___ TASK INPUT
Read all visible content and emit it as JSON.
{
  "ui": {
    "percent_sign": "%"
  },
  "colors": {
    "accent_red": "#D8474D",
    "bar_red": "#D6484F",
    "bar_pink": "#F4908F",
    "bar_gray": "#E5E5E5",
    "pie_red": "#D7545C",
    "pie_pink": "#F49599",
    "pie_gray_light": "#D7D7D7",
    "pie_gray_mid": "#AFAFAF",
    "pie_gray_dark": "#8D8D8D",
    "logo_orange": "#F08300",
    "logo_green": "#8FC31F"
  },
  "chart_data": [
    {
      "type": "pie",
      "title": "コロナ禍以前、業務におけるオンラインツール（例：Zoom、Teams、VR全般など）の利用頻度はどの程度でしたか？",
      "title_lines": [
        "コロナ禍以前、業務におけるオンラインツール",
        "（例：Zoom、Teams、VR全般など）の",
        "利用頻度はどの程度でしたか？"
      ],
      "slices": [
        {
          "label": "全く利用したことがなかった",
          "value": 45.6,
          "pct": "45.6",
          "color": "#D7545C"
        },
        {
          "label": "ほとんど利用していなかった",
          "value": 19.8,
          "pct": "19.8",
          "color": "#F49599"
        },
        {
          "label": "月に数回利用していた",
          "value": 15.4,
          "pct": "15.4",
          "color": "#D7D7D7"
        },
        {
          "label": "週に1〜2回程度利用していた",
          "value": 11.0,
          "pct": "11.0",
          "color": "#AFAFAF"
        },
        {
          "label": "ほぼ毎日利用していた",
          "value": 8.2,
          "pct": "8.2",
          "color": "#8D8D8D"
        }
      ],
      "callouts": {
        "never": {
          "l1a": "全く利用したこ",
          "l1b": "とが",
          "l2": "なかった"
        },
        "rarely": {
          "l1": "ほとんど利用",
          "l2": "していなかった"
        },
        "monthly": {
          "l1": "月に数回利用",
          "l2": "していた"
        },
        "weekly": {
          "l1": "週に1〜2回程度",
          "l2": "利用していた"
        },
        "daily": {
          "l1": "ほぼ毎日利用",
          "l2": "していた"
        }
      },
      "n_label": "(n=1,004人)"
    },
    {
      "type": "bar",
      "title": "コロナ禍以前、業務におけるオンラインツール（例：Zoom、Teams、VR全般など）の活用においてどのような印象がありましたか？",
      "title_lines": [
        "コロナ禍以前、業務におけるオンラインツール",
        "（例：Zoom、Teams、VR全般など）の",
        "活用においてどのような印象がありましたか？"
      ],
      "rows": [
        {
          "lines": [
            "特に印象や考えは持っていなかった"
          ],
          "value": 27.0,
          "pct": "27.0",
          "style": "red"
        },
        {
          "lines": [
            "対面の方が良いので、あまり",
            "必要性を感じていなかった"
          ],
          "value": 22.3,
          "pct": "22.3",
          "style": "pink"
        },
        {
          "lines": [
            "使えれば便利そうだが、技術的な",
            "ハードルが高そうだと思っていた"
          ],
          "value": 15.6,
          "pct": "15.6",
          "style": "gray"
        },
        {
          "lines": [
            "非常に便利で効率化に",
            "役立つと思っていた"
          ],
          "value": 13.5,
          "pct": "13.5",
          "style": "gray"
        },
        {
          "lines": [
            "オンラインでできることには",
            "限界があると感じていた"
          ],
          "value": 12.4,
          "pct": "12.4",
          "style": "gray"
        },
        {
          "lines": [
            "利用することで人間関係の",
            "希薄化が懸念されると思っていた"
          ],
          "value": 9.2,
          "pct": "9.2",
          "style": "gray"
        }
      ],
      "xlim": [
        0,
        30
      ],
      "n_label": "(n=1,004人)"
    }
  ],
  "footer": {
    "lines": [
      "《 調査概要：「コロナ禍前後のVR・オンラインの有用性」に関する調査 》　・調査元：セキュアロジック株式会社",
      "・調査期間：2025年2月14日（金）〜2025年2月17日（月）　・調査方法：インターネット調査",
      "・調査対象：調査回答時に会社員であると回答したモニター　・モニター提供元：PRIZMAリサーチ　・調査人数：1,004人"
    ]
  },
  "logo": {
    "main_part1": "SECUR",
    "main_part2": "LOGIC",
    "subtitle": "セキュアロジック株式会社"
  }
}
______
- [STATED GOAL] Return a copy of every line that includes the word "コロナ禍以前".

- [OUTPUT]
      "title": "コロナ禍以前、業務におけるオンラインツール（例：Zoom、Teams、VR全般など）の利用頻度はどの程度でしたか？",
        "コロナ禍以前、業務におけるオンラインツール",
      "title": "コロナ禍以前、業務におけるオンラインツール（例：Zoom、Teams、VR全般など）の活用においてどのような印象がありましたか？",
        "コロナ禍以前、業務におけるオンラインツール",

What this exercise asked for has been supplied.